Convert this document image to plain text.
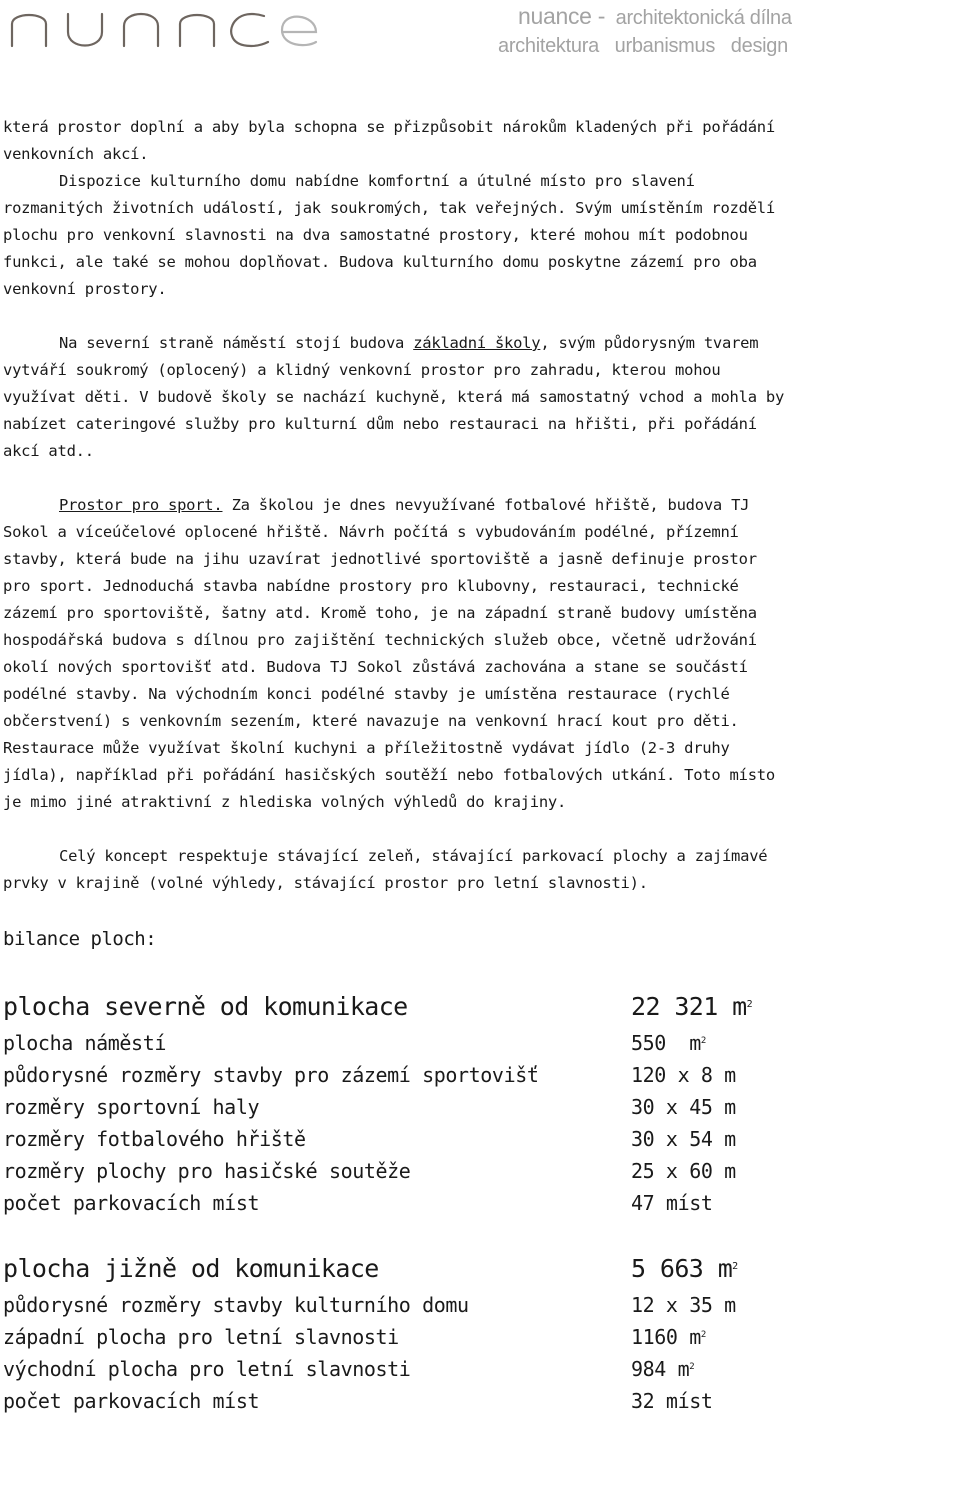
nuance - architektonická dílna
architektura   urbanismus   design

která prostor doplní a aby byla schopna se přizpůsobit nárokům kladených při pořádání venkovních akcí.
Dispozice kulturního domu nabídne komfortní a útulné místo pro slavení rozmanitých životních událostí, jak soukromých, tak veřejných. Svým umístěním rozdělí plochu pro venkovní slavnosti na dva samostatné prostory, které mohou mít podobnou funkci, ale také se mohou doplňovat. Budova kulturního domu poskytne zázemí pro oba venkovní prostory.

Na severní straně náměstí stojí budova základní školy, svým půdorysným tvarem vytváří soukromý (oplocený) a klidný venkovní prostor pro zahradu, kterou mohou využívat děti. V budově školy se nachází kuchyně, která má samostatný vchod a mohla by nabízet cateringové služby pro kulturní dům nebo restauraci na hřišti, při pořádání akcí atd..

Prostor pro sport. Za školou je dnes nevyužívané fotbalové hřiště, budova TJ Sokol a víceúčelové oplocené hřiště. Návrh počítá s vybudováním podélné, přízemní stavby, která bude na jihu uzavírat jednotlivé sportoviště a jasně definuje prostor pro sport. Jednoduchá stavba nabídne prostory pro klubovny, restauraci, technické zázemí pro sportoviště, šatny atd. Kromě toho, je na západní straně budovy umístěna hospodářská budova s dílnou pro zajištění technických služeb obce, včetně udržování okolí nových sportovišť atd. Budova TJ Sokol zůstává zachována a stane se součástí podélné stavby. Na východním konci podélné stavby je umístěna restaurace (rychlé občerstvení) s venkovním sezením, které navazuje na venkovní hrací kout pro děti. Restaurace může využívat školní kuchyni a příležitostně vydávat jídlo (2-3 druhy jídla), například při pořádání hasičských soutěží nebo fotbalových utkání. Toto místo je mimo jiné atraktivní z hlediska volných výhledů do krajiny.

Celý koncept respektuje stávající zeleň, stávající parkovací plochy a zajímavé prvky v krajině (volné výhledy, stávající prostor pro letní slavnosti).

bilance ploch:
plocha severně od komunikace	22 321 $m^2$
plocha náměstí	550  $m^2$
půdorysné rozměry stavby pro zázemí sportovišť	120 x 8 m
rozměry sportovní haly	30 x 45 m
rozměry fotbalového hřiště	30 x 54 m
rozměry plochy pro hasičské soutěže	25 x 60 m
počet parkovacích míst	47 míst
plocha jižně od komunikace	5 663 $m^2$
půdorysné rozměry stavby kulturního domu	12 x 35 m
západní plocha pro letní slavnosti	1160 $m^2$
východní plocha pro letní slavnosti	984 $m^2$
počet parkovacích míst	32 míst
|---|
Stated problem
Write out the records above exactly as they stand, leaving out every picture.

Finished exercise
Convert this document image to plain text.
nuance - architektonická dílna
architektura   urbanismus   design

která prostor doplní a aby byla schopna se přizpůsobit nárokům kladených při pořádání venkovních akcí.
Dispozice kulturního domu nabídne komfortní a útulné místo pro slavení rozmanitých životních událostí, jak soukromých, tak veřejných. Svým umístěním rozdělí plochu pro venkovní slavnosti na dva samostatné prostory, které mohou mít podobnou funkci, ale také se mohou doplňovat. Budova kulturního domu poskytne zázemí pro oba venkovní prostory.

Na severní straně náměstí stojí budova základní školy, svým půdorysným tvarem vytváří soukromý (oplocený) a klidný venkovní prostor pro zahradu, kterou mohou využívat děti. V budově školy se nachází kuchyně, která má samostatný vchod a mohla by nabízet cateringové služby pro kulturní dům nebo restauraci na hřišti, při pořádání akcí atd..

Prostor pro sport. Za školou je dnes nevyužívané fotbalové hřiště, budova TJ Sokol a víceúčelové oplocené hřiště. Návrh počítá s vybudováním podélné, přízemní stavby, která bude na jihu uzavírat jednotlivé sportoviště a jasně definuje prostor pro sport. Jednoduchá stavba nabídne prostory pro klubovny, restauraci, technické zázemí pro sportoviště, šatny atd. Kromě toho, je na západní straně budovy umístěna hospodářská budova s dílnou pro zajištění technických služeb obce, včetně udržování okolí nových sportovišť atd. Budova TJ Sokol zůstává zachována a stane se součástí podélné stavby. Na východním konci podélné stavby je umístěna restaurace (rychlé občerstvení) s venkovním sezením, které navazuje na venkovní hrací kout pro děti. Restaurace může využívat školní kuchyni a příležitostně vydávat jídlo (2-3 druhy jídla), například při pořádání hasičských soutěží nebo fotbalových utkání. Toto místo je mimo jiné atraktivní z hlediska volných výhledů do krajiny.

Celý koncept respektuje stávající zeleň, stávající parkovací plochy a zajímavé prvky v krajině (volné výhledy, stávající prostor pro letní slavnosti).

bilance ploch:
plocha severně od komunikace	22 321 $m^2$
plocha náměstí	550  $m^2$
půdorysné rozměry stavby pro zázemí sportovišť	120 x 8 m
rozměry sportovní haly	30 x 45 m
rozměry fotbalového hřiště	30 x 54 m
rozměry plochy pro hasičské soutěže	25 x 60 m
počet parkovacích míst	47 míst
plocha jižně od komunikace	5 663 $m^2$
půdorysné rozměry stavby kulturního domu	12 x 35 m
západní plocha pro letní slavnosti	1160 $m^2$
východní plocha pro letní slavnosti	984 $m^2$
počet parkovacích míst	32 míst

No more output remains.